**SELECTION**
##############################
At the Brunnier Art Museum
Ann Brunnier Decorative Arts Gallery
Wednesday, September 8, 2021 to Friday, July 1, 2022
Studio glass in the United States is a relatively young artistic medium. Prior to the 1960s, glass could only be made in industrial or manufactory settings. The idea of an artist having a furnace and the skills to work with molten glass in their personal studios was impossible. Harvey K. Littleton, a ceramics professor at the University of Wisconsin – Madison and son of a Corning Glass Works physicist, believed it was possible to develop glass into an artistic medium akin to the burgeoning studio pottery movement he was witnessing at the time. After a visit to Europe in 1957 where he saw glass made on a smaller scale and while trying to blow glass himself in traditional Venetian glass houses on the island of Murano, he was convinced he could make studio glass a successful option for artists in America.
In 1962, Littleton led two experimental glassblowing workshops with a small group of invited graduate students at the Toledo Museum of Art. He also included his friend Dominick Labino, an accomplished engineer and inventor who had worked at multiple glass manufactories and at the time specifically with fiberglass. Labino also experimented with building his own glass furnaces and blowing glass himself. It was Labino who helped solve initial issues at the workshop by modifying the furnace and suggesting the use of specific fiberglass marbles rather than the glass batch they were attempting to use. The workshop was a success, glass could be blown outside of an industrial setting, and the exuberance and excitement gave great momentum to the development of American studio glass.
Littleton went on to begin the glass program at the University of Wisconsin – Madison, which included three students all represented in this exhibition – Dale Chihuly, Marvin Lipofsky, and Fritz Driesbach. Littleton’s students were encouraged to work freely with glass in a way never thought possible and he pushed those students to begin programs at other American colleges and universities. Shortly thereafter, the ability to work with glass in a studio environment was being taught, disseminated, and spread to artists and students across the country. Many of those students became recognized artists and passed along their knowledge to the next generation of gaffers. These new studio glass artists, just as Littleton had, began to look to the glassmakers in Italy, Germany, Czechoslovakia, and Scandinavia. From those international artists they learned skills and techniques that had been passed down through generations, along with gaining exposure to glass artists taking traditional techniques to revolutionize contemporary glass.
##############################
**DATA ENTRIES**
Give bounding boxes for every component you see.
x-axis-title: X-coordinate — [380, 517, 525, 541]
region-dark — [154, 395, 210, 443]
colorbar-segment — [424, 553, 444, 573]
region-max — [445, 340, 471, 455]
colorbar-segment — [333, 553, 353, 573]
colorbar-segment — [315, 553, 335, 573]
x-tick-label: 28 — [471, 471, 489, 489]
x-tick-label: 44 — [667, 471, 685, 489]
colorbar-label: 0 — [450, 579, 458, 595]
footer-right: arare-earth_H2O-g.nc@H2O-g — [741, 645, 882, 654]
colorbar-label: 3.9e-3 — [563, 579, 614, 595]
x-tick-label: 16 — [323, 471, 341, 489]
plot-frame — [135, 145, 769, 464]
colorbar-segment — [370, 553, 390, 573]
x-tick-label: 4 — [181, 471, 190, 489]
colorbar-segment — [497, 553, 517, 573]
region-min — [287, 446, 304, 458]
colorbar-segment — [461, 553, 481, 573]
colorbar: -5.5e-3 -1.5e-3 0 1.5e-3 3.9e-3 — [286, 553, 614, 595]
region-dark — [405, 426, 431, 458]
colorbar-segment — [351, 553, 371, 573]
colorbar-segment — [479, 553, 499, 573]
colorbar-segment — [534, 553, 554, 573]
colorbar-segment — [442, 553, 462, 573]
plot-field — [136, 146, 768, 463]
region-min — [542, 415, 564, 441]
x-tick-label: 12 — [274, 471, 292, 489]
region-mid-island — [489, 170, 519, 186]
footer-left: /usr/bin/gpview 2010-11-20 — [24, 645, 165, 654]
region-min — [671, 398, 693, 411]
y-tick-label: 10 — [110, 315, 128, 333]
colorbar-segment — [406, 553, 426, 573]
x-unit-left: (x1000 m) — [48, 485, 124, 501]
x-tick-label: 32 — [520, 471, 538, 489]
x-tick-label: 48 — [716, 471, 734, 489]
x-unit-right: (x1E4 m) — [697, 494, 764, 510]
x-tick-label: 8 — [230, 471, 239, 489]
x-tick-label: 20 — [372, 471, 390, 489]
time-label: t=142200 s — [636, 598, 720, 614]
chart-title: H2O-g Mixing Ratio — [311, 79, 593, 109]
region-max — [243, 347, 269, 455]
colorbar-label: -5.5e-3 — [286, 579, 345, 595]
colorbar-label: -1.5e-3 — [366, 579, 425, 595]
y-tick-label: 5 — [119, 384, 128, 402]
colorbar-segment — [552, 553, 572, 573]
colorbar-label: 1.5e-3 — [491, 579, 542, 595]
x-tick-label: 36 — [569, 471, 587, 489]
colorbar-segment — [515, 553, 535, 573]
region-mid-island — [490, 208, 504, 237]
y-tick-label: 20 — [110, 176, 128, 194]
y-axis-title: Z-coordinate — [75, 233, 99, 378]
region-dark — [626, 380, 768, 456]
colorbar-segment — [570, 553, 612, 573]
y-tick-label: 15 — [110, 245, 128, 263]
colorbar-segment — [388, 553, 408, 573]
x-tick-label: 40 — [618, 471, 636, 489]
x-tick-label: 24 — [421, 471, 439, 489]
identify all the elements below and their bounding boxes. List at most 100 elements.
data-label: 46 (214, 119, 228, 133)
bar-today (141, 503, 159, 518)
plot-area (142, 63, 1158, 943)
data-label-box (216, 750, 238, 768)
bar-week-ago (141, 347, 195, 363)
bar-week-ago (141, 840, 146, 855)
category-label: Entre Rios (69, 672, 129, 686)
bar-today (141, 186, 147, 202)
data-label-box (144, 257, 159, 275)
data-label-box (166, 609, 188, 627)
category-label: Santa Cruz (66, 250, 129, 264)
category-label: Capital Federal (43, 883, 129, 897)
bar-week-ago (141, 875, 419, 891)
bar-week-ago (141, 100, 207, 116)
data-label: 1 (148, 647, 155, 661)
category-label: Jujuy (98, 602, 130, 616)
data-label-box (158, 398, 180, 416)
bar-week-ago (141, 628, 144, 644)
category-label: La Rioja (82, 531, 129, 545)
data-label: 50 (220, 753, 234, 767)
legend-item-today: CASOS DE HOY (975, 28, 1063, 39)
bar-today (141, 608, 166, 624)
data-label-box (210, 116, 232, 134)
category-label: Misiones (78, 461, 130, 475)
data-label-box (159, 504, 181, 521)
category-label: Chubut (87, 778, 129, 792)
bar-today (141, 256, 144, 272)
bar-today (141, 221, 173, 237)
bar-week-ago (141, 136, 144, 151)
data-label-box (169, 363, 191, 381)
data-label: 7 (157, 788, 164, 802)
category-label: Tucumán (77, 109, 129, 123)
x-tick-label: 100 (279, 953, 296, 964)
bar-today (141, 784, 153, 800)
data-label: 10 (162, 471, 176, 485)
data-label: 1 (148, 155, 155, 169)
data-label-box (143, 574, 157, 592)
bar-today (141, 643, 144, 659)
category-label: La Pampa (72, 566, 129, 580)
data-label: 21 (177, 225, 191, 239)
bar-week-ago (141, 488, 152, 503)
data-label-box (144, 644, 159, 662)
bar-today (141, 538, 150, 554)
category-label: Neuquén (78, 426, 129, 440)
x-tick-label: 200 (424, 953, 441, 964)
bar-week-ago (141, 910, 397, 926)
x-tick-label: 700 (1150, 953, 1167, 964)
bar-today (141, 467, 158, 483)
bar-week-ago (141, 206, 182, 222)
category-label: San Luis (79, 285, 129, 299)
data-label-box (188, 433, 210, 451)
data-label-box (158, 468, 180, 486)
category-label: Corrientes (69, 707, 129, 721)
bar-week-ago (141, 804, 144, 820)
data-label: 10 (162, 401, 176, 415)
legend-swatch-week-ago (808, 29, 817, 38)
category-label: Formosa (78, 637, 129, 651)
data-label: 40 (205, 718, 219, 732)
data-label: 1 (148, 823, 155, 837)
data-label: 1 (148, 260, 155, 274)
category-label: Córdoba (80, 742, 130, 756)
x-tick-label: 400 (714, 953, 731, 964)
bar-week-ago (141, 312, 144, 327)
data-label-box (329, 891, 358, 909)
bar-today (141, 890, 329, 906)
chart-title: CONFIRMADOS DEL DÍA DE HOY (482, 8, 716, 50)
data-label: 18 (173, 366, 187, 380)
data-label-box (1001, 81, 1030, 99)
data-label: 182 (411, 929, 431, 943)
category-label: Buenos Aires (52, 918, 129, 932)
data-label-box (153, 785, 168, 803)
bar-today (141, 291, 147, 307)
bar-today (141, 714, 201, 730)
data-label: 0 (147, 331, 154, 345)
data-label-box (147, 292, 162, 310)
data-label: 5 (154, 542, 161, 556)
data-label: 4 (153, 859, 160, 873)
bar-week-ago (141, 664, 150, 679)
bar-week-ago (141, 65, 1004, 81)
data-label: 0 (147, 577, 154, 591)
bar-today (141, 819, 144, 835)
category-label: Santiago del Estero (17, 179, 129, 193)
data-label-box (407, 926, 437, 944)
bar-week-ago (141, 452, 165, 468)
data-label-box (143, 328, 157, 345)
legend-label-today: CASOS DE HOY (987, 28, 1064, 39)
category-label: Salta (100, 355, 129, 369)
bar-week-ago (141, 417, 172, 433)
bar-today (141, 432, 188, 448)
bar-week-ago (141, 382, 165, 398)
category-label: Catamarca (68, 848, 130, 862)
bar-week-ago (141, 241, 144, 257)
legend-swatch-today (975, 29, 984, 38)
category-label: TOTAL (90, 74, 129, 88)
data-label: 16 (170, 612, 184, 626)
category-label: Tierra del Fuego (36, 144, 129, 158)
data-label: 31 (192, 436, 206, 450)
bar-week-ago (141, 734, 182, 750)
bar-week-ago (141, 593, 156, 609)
##############################
**YOUR INSTRUCTIONS**
Reproduce the passage on American studio glass, starting at the words "In 1962, Littleton" and ending after "American studio glass.". The material can be set aside; nothing here depends on it.

**ANSWER FOR THE TASK**
In 1962, Littleton led two experimental glassblowing workshops with a small group of invited graduate students at the Toledo Museum of Art. He also included his friend Dominick Labino, an accomplished engineer and inventor who had worked at multiple glass manufactories and at the time specifically with fiberglass. Labino also experimented with building his own glass furnaces and blowing glass himself. It was Labino who helped solve initial issues at the workshop by modifying the furnace and suggesting the use of specific fiberglass marbles rather than the glass batch they were attempting to use. The workshop was a success, glass could be blown outside of an industrial setting, and the exuberance and excitement gave great momentum to the development of American studio glass.